THE EXERCISE:
From the entries that follow, list every line in which the string "CFDs" appears.

::: PROVIDED RECORDS

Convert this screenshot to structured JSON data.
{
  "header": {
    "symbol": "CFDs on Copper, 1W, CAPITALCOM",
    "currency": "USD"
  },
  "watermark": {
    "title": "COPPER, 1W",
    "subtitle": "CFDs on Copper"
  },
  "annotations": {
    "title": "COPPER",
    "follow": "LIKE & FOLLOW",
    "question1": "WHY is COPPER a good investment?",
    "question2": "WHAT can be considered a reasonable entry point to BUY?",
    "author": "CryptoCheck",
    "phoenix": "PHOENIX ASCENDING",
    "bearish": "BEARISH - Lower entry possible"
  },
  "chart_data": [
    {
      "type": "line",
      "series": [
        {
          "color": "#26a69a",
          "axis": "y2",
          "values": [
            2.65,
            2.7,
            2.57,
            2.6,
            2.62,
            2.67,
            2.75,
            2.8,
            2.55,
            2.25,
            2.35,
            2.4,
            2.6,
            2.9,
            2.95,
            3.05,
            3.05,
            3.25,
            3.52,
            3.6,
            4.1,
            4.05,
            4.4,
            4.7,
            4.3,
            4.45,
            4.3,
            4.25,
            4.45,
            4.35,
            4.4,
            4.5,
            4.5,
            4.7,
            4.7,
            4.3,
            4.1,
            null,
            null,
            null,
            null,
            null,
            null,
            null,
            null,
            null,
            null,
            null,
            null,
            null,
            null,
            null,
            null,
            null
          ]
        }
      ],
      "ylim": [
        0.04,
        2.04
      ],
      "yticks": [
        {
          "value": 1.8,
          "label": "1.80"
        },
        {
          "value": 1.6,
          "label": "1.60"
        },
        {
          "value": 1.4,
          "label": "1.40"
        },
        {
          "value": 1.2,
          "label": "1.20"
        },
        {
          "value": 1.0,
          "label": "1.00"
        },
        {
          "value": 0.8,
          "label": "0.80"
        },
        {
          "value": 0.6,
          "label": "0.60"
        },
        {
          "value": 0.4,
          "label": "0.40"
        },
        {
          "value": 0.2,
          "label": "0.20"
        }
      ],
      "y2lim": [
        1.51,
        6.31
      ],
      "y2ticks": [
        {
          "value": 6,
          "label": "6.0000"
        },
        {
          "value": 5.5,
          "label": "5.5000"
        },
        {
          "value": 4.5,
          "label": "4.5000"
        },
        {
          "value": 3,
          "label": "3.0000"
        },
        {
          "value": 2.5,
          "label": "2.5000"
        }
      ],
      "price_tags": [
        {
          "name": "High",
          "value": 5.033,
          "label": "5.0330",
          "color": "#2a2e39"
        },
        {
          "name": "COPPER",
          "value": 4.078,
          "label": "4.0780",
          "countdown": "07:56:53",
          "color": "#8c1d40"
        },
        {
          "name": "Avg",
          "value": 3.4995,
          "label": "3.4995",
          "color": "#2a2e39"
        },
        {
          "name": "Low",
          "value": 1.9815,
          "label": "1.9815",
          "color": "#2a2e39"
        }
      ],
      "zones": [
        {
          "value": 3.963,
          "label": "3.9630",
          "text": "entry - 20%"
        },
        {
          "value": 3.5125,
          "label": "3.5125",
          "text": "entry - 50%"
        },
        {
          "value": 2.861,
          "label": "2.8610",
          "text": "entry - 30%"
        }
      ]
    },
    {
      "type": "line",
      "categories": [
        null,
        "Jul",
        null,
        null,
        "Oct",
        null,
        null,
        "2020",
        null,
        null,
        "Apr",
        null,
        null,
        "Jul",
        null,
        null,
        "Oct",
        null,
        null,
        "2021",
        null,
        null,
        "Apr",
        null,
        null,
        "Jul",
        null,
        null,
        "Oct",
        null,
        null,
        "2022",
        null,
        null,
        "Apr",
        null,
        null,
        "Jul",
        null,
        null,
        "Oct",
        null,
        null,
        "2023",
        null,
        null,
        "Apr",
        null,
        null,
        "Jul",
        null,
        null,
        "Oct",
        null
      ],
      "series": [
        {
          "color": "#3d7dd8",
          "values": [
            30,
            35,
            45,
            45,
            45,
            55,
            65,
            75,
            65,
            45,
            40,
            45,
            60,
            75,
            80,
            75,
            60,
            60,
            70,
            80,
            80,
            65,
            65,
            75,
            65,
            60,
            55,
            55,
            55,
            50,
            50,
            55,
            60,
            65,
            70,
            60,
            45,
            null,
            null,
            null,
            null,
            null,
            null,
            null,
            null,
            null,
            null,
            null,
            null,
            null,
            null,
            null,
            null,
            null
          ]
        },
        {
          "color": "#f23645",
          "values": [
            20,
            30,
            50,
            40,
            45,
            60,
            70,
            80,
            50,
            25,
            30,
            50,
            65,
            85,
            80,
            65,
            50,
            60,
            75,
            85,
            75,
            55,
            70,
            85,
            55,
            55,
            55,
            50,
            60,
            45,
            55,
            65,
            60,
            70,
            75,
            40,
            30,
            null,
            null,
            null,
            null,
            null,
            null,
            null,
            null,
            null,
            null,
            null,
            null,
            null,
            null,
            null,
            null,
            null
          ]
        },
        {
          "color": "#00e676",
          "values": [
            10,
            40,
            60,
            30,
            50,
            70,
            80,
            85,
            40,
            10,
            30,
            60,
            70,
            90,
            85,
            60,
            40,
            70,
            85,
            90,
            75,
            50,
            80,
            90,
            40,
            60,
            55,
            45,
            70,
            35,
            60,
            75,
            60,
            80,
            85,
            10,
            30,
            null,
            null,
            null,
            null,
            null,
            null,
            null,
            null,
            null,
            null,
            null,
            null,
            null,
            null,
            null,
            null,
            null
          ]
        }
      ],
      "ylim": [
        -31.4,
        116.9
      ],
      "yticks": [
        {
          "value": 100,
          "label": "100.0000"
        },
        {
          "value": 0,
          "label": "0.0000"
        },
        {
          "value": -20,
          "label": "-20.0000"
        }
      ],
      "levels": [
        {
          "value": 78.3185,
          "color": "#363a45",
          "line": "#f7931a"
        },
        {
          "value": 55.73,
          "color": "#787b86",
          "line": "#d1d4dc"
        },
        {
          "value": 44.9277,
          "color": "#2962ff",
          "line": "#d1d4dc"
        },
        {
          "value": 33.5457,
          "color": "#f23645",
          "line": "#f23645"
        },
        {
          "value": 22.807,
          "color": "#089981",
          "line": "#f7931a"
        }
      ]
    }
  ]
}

::::::

WRITTEN RESPONSE:
    "symbol": "CFDs on Copper, 1W, CAPITALCOM",
    "subtitle": "CFDs on Copper"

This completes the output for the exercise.